Identify the lines that include the word "Health", then copy all of them.

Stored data
------------------------------------------------------------

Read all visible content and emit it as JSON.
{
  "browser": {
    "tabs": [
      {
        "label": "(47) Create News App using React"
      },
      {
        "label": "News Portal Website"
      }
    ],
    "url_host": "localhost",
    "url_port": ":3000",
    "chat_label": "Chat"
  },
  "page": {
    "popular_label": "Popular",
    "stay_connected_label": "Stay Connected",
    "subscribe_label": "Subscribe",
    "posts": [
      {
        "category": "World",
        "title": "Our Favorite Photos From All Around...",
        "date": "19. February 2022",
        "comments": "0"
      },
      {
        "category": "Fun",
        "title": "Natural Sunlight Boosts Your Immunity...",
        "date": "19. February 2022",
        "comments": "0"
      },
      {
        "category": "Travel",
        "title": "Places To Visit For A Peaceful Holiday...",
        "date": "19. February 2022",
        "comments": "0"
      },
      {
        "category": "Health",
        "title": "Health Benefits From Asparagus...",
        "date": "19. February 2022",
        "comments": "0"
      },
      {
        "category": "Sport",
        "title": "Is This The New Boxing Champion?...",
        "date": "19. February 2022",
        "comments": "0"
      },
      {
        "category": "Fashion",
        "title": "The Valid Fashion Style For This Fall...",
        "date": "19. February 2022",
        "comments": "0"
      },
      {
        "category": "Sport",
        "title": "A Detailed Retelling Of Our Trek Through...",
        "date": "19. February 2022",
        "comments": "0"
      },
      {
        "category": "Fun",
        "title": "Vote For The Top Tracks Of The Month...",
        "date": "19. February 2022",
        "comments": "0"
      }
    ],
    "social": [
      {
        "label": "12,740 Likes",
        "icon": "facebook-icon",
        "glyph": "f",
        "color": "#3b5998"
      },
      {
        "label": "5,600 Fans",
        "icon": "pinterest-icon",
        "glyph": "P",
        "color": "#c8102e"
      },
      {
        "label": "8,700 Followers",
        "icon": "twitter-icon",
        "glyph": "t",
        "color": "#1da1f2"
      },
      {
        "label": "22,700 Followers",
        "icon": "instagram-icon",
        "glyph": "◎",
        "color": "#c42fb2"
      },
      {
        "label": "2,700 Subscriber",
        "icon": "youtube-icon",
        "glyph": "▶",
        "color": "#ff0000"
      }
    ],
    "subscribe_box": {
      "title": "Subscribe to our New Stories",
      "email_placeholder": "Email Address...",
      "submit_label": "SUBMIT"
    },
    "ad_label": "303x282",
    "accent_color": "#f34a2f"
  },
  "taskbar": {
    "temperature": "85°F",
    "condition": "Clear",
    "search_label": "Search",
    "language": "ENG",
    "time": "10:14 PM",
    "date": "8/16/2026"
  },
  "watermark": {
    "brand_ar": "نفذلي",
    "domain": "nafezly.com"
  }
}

------------------------------------------------------------

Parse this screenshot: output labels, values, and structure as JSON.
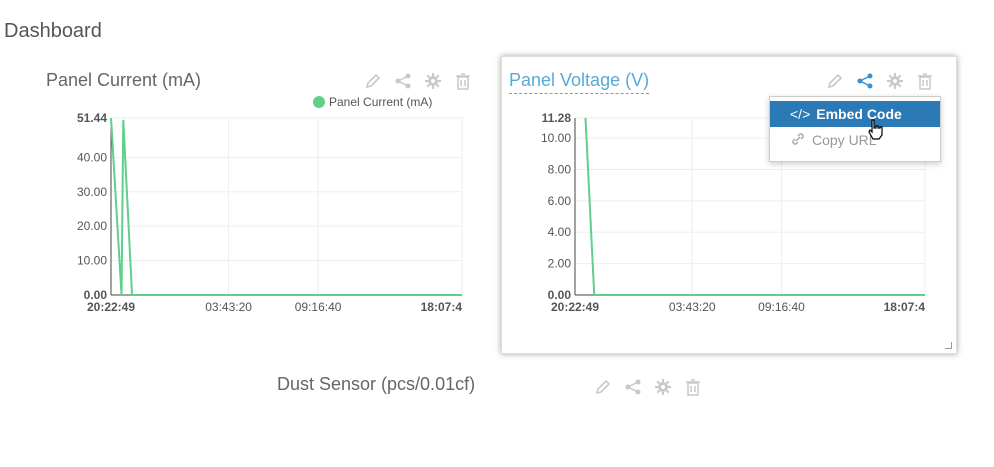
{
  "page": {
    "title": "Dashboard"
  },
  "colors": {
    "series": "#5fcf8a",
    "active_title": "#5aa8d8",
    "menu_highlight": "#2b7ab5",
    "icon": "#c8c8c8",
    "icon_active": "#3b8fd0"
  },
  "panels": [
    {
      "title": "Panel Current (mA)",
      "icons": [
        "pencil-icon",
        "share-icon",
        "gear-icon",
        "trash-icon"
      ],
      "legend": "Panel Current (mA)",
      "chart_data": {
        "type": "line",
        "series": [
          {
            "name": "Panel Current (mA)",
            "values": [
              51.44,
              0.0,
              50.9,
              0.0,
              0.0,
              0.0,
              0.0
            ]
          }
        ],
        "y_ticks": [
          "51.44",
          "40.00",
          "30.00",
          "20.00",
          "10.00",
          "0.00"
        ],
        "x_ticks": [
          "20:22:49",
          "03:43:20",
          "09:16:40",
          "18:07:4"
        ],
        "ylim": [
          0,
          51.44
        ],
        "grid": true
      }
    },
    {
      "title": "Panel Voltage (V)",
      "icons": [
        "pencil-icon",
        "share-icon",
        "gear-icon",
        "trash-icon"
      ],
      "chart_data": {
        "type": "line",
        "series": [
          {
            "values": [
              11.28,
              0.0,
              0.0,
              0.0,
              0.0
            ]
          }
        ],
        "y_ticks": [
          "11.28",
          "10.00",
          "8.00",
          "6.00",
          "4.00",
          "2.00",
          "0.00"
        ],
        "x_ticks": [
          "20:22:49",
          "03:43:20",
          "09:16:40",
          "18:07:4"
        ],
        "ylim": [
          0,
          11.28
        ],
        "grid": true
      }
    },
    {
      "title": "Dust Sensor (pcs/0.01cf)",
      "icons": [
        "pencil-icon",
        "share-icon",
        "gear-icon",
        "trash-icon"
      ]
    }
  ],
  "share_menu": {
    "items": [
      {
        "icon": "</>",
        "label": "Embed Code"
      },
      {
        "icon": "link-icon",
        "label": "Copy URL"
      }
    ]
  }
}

------------------------------------------------------------

[COMPLETE RESPONSE]
        "category": "Health",
        "title": "Health Benefits From Asparagus...",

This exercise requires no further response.